— BEGIN —

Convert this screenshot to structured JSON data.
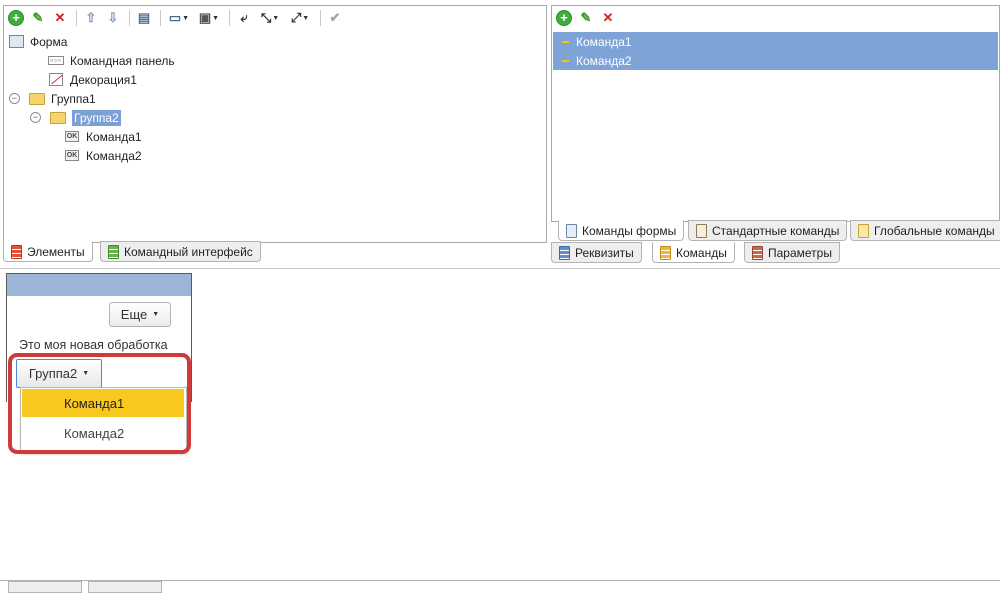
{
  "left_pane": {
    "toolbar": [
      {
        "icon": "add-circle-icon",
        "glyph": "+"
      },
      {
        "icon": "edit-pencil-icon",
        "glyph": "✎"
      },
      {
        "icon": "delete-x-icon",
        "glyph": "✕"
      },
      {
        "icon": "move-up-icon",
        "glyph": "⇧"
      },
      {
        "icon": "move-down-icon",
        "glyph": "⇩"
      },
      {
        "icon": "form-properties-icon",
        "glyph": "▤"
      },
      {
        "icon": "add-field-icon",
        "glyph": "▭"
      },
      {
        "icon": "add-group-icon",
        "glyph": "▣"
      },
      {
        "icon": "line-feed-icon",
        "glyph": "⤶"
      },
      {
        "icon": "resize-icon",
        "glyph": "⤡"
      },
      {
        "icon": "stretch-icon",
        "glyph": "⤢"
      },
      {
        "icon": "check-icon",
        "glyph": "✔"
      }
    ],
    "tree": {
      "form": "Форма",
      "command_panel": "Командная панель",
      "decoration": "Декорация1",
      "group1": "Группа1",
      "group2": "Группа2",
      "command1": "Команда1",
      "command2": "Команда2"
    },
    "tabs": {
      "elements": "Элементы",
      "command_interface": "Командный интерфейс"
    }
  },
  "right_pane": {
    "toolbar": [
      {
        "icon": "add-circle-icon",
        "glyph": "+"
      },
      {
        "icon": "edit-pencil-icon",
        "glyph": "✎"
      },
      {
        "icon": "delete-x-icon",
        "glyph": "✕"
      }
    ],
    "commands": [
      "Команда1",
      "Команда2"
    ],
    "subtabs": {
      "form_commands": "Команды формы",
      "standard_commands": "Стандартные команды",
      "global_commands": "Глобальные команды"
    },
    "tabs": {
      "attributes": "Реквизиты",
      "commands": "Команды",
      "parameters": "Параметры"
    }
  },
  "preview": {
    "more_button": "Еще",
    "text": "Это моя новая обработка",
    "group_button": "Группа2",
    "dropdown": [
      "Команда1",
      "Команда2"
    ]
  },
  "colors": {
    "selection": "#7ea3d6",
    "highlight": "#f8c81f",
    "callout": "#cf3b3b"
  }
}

— END —
— BEGIN —

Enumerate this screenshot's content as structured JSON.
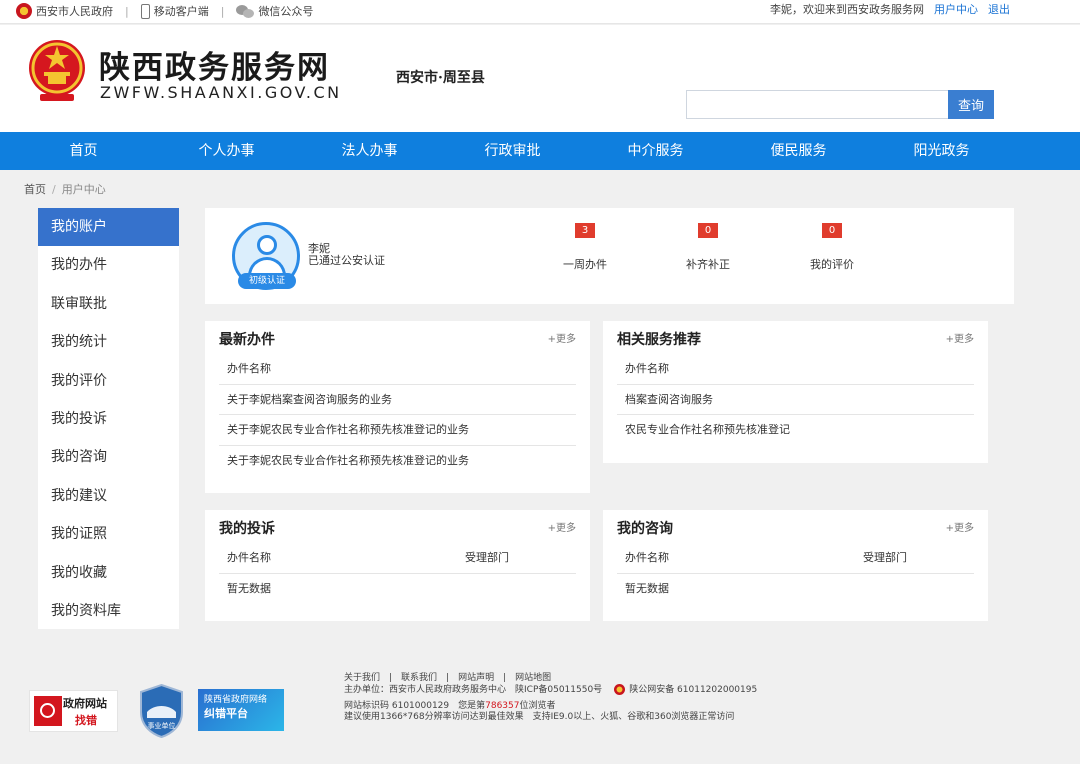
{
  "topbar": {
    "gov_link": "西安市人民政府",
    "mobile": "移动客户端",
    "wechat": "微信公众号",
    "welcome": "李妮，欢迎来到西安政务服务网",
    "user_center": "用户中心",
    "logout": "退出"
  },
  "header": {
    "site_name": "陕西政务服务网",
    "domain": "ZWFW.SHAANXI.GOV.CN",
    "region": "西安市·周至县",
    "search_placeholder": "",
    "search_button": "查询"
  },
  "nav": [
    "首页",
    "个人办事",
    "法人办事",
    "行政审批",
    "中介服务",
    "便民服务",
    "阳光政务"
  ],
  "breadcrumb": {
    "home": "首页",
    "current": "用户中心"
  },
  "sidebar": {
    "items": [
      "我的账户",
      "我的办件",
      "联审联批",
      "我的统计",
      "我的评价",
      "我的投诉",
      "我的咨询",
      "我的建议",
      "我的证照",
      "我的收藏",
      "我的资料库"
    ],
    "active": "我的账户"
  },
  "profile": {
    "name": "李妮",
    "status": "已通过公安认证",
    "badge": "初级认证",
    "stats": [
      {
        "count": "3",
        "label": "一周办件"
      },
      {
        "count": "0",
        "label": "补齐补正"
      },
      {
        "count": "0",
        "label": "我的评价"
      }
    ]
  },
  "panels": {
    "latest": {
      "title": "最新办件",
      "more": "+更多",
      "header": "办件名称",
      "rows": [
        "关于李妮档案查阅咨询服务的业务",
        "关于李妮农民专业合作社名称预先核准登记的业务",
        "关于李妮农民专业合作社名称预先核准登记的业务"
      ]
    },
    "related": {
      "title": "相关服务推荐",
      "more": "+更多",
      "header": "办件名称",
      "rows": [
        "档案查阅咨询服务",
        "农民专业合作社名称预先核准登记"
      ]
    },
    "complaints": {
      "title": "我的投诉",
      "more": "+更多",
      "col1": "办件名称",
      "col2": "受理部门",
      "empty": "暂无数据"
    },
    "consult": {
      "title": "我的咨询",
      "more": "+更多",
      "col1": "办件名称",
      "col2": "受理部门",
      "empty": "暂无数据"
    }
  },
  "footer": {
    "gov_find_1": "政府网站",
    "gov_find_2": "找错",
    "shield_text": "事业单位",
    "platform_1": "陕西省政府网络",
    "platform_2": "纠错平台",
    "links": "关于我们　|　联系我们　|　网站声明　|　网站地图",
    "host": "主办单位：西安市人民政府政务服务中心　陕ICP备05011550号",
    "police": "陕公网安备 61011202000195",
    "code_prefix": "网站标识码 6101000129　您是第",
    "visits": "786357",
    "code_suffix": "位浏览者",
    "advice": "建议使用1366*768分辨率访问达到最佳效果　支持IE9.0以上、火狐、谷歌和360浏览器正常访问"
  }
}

— END —
— BEGIN —

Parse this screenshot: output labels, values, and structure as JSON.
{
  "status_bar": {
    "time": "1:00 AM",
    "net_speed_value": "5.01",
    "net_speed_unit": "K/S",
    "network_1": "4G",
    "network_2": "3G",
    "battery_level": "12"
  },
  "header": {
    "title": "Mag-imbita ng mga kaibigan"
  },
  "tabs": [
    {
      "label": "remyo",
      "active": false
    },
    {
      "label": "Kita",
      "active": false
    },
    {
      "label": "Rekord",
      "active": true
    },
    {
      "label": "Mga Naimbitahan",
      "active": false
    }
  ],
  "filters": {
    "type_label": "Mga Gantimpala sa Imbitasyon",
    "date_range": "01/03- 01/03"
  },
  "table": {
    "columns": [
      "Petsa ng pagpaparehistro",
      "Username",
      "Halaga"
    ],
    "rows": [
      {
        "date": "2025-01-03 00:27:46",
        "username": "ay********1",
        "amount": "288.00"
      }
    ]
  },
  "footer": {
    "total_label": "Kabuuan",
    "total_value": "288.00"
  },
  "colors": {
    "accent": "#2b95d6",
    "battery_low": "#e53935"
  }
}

— END —

What you will do
Go through the entries above and copy every line containing "move".

Task solution
        "icon": "move-up-icon",
        "icon": "move-down-icon",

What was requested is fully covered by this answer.